Entries drawn from a collection

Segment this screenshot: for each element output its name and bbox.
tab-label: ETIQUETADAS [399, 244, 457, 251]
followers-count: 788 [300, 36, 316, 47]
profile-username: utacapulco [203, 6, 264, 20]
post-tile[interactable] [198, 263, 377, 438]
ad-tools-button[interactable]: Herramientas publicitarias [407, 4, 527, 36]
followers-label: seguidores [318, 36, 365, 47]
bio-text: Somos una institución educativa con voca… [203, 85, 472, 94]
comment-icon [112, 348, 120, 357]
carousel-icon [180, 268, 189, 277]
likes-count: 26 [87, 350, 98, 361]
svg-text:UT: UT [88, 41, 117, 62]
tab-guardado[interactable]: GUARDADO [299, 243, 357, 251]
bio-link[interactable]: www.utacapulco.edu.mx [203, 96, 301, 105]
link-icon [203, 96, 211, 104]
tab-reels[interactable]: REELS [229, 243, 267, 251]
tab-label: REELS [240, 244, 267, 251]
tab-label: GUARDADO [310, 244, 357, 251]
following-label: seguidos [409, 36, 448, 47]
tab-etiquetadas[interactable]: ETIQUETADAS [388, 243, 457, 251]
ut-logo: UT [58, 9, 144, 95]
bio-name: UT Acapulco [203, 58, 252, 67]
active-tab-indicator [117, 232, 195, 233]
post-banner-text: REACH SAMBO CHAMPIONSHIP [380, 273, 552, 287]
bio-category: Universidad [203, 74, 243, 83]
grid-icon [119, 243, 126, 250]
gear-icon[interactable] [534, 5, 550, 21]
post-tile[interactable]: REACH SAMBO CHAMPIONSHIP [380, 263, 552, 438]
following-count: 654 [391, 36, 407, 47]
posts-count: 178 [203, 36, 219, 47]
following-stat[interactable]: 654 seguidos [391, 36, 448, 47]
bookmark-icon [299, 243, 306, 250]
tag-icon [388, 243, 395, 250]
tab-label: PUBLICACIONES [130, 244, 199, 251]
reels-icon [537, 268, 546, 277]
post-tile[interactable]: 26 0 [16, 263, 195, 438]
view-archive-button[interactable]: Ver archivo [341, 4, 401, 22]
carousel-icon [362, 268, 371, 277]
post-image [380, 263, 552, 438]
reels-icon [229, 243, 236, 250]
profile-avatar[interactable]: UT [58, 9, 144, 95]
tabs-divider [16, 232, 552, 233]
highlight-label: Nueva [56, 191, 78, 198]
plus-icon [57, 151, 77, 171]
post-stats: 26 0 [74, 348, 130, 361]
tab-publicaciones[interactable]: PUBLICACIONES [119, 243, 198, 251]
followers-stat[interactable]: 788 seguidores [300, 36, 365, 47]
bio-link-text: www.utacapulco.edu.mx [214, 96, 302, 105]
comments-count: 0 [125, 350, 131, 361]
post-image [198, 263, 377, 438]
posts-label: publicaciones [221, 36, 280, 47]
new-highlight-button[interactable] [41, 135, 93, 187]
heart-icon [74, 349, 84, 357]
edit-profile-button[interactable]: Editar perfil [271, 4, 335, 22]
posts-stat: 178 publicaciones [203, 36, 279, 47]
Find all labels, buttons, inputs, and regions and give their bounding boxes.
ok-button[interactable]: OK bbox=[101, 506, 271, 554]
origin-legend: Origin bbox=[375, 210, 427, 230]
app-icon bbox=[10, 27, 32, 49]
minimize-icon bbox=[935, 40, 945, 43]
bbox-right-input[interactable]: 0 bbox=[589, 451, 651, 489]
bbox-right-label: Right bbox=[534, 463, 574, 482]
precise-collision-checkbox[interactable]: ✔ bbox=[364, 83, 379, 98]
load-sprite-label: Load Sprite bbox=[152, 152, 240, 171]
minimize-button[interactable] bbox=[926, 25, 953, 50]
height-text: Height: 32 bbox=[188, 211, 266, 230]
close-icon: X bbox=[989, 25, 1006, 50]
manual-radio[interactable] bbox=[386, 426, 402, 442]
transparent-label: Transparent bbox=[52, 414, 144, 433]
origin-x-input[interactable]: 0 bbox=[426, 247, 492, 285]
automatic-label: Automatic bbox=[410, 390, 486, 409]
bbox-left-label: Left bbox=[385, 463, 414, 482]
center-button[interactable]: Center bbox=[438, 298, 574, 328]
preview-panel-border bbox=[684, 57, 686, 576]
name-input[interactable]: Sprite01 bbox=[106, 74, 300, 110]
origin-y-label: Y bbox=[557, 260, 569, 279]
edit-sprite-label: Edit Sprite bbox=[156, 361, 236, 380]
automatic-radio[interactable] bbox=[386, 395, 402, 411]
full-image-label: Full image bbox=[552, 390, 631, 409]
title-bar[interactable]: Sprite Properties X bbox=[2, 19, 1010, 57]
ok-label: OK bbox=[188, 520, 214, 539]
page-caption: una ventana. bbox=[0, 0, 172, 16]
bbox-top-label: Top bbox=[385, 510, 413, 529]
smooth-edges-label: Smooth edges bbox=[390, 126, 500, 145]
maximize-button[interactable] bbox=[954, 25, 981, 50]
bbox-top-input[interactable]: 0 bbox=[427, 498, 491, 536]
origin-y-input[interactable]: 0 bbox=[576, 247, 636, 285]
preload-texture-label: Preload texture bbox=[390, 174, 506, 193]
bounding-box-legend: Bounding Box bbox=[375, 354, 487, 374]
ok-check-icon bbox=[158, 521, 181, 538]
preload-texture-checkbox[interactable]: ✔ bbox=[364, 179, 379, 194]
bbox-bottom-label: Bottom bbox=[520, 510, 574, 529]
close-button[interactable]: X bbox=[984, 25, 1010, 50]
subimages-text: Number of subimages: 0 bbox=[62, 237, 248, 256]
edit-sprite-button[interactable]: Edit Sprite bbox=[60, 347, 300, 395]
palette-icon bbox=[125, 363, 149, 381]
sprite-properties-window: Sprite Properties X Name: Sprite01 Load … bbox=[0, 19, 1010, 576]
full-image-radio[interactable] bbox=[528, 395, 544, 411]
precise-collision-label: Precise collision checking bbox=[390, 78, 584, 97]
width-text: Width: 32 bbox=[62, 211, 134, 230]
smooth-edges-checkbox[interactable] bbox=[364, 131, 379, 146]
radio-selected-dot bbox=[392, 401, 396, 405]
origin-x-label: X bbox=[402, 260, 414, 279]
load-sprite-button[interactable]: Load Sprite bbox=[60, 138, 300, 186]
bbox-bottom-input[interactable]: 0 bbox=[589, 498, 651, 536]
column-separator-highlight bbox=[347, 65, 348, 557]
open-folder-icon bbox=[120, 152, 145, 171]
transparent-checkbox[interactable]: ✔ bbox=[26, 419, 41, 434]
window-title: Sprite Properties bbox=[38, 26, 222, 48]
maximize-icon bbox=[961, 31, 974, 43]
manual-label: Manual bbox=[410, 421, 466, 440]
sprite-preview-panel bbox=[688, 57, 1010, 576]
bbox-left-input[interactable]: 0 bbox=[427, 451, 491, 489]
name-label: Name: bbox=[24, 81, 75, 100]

■ **Stated exercise**:
Give everything from the start of the records down to the line containing "post-tile[interactable] [198, 263, 377, 438]" as a JSON list of strings, one string per line, with blank lines left out.

■ **Correct answer**:
[
  "Segment this screenshot: for each element output its name and bbox.",
  "tab-label: ETIQUETADAS [399, 244, 457, 251]",
  "followers-count: 788 [300, 36, 316, 47]",
  "profile-username: utacapulco [203, 6, 264, 20]",
  "post-tile[interactable] [198, 263, 377, 438]"
]